++++ Records to use

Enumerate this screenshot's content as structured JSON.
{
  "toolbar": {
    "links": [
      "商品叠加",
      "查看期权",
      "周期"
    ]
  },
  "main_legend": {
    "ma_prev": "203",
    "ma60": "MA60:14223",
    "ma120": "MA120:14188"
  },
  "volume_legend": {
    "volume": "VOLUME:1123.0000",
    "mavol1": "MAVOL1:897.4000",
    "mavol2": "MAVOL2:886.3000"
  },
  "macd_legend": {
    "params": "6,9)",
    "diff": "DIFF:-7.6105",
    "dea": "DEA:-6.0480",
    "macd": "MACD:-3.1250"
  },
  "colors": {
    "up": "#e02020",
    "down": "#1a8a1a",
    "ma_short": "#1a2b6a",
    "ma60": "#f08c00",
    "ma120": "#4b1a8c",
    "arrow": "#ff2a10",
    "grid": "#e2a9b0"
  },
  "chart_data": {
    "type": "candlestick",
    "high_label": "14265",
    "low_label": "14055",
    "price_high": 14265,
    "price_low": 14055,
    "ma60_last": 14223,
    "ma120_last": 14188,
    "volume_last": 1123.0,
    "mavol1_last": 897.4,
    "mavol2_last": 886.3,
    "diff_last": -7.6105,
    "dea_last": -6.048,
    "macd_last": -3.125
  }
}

++++++++

The request — Restate the whole listing exactly, leaving out nothing.

Solution to this task —
Enumerate this screenshot's content as structured JSON.
{
  "toolbar": {
    "links": [
      "商品叠加",
      "查看期权",
      "周期"
    ]
  },
  "main_legend": {
    "ma_prev": "203",
    "ma60": "MA60:14223",
    "ma120": "MA120:14188"
  },
  "volume_legend": {
    "volume": "VOLUME:1123.0000",
    "mavol1": "MAVOL1:897.4000",
    "mavol2": "MAVOL2:886.3000"
  },
  "macd_legend": {
    "params": "6,9)",
    "diff": "DIFF:-7.6105",
    "dea": "DEA:-6.0480",
    "macd": "MACD:-3.1250"
  },
  "colors": {
    "up": "#e02020",
    "down": "#1a8a1a",
    "ma_short": "#1a2b6a",
    "ma60": "#f08c00",
    "ma120": "#4b1a8c",
    "arrow": "#ff2a10",
    "grid": "#e2a9b0"
  },
  "chart_data": {
    "type": "candlestick",
    "high_label": "14265",
    "low_label": "14055",
    "price_high": 14265,
    "price_low": 14055,
    "ma60_last": 14223,
    "ma120_last": 14188,
    "volume_last": 1123.0,
    "mavol1_last": 897.4,
    "mavol2_last": 886.3,
    "diff_last": -7.6105,
    "dea_last": -6.048,
    "macd_last": -3.125
  }
}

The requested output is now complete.